• [YOUR GOAL]: Gather each line of the entries below that includes "ejemplo".

(Lines of data)
#####

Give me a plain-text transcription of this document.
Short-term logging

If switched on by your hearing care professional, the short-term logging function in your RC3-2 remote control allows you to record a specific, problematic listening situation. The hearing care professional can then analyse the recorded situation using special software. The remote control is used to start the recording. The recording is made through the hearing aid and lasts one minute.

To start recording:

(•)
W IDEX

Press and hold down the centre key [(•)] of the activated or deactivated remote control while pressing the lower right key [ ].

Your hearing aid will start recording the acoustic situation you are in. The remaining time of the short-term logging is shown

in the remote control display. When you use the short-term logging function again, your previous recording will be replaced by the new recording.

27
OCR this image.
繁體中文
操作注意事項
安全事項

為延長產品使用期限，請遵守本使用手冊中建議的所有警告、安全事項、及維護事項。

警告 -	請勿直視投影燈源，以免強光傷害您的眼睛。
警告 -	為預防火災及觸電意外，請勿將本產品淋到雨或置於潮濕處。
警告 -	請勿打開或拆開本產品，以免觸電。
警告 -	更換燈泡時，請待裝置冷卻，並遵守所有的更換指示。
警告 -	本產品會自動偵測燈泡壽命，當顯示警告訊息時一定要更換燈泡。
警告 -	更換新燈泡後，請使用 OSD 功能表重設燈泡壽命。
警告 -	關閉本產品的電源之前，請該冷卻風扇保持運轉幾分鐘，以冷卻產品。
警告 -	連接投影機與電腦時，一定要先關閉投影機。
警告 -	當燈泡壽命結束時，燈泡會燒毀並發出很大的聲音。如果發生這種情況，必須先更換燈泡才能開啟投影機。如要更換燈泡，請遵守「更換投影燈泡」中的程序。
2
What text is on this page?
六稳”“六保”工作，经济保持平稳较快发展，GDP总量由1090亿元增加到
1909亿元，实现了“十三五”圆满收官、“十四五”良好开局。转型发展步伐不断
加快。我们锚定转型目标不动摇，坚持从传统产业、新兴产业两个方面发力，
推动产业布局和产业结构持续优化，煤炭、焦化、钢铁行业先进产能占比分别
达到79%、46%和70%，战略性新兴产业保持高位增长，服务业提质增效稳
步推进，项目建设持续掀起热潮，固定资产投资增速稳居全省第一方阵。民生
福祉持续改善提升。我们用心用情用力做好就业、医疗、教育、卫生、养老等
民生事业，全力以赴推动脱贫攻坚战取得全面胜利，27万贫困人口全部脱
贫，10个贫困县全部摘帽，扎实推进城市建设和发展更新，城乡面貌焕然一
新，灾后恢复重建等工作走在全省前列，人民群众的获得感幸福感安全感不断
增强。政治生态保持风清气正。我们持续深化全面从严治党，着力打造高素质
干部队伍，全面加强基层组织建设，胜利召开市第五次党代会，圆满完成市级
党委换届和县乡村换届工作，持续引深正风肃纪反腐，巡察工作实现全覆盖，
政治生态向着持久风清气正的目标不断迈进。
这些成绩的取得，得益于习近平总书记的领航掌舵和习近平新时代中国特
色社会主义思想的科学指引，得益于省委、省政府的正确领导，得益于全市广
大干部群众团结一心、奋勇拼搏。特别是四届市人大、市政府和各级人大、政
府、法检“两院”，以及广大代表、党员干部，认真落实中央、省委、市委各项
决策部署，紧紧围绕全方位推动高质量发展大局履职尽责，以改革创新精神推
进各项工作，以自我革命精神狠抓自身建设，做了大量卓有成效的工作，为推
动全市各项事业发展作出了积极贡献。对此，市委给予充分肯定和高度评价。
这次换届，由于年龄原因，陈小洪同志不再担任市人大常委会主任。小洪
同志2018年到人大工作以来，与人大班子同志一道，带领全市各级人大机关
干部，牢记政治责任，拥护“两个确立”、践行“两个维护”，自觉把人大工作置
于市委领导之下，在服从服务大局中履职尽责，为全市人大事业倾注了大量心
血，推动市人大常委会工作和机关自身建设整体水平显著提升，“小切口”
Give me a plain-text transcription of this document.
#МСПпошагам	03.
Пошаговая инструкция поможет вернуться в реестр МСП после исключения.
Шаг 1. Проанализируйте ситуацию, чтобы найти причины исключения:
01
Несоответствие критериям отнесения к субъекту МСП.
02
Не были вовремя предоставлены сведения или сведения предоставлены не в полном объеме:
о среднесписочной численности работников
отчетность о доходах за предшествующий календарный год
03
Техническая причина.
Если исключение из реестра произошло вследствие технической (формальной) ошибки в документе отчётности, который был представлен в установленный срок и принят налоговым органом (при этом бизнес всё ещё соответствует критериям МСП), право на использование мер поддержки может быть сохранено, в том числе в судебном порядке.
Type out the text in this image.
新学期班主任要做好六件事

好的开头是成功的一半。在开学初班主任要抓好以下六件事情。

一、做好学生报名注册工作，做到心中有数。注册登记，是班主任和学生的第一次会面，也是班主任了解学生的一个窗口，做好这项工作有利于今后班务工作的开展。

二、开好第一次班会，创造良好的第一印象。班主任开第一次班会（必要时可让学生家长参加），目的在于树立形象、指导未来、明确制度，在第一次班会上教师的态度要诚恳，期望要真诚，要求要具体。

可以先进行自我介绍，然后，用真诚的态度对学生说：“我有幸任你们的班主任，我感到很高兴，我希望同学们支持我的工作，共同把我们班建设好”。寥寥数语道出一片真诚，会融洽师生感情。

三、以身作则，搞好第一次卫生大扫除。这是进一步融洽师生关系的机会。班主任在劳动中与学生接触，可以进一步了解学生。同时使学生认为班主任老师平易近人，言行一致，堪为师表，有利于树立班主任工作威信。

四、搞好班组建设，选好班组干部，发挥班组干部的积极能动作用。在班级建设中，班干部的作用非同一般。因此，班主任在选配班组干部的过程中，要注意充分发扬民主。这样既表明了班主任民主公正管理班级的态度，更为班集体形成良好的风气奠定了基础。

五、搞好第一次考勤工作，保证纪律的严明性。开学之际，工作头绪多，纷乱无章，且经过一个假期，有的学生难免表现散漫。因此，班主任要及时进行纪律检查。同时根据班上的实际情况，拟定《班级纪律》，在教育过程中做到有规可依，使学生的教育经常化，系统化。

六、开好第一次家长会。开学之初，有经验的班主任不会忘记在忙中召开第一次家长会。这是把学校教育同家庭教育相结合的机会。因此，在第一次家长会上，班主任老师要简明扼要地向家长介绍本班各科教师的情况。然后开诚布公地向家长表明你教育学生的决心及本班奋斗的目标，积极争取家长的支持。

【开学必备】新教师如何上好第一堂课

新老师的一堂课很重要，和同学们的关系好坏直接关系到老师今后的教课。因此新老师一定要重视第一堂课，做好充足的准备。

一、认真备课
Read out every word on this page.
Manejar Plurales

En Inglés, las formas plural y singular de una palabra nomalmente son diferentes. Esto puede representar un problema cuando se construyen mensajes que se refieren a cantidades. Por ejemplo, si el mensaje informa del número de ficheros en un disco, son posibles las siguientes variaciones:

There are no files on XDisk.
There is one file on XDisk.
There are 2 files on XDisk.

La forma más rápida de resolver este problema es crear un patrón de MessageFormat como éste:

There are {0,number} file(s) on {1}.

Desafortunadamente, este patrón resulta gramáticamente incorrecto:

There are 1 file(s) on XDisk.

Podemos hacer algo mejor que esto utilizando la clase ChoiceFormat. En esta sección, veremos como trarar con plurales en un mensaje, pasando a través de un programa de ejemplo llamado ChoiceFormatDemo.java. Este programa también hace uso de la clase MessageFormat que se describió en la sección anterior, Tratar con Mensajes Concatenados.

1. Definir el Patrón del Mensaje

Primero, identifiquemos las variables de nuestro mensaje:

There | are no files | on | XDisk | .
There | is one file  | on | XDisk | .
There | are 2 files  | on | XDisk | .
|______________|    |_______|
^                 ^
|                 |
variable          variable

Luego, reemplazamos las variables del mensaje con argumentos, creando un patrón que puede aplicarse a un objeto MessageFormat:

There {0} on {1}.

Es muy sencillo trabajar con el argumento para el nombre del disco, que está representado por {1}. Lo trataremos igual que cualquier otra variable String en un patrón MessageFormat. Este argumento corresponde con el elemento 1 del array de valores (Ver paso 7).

#####

• [WRITTEN ANSWER]:
En Inglés, las formas plural y singular de una palabra nomalmente son diferentes. Esto puede representar un problema cuando se construyen mensajes que se refieren a cantidades. Por ejemplo, si el mensaje informa del número de ficheros en un disco, son posibles las siguientes variaciones:
Podemos hacer algo mejor que esto utilizando la clase ChoiceFormat. En esta sección, veremos como trarar con plurales en un mensaje, pasando a través de un programa de ejemplo llamado ChoiceFormatDemo.java. Este programa también hace uso de la clase MessageFormat que se describió en la sección anterior, Tratar con Mensajes Concatenados.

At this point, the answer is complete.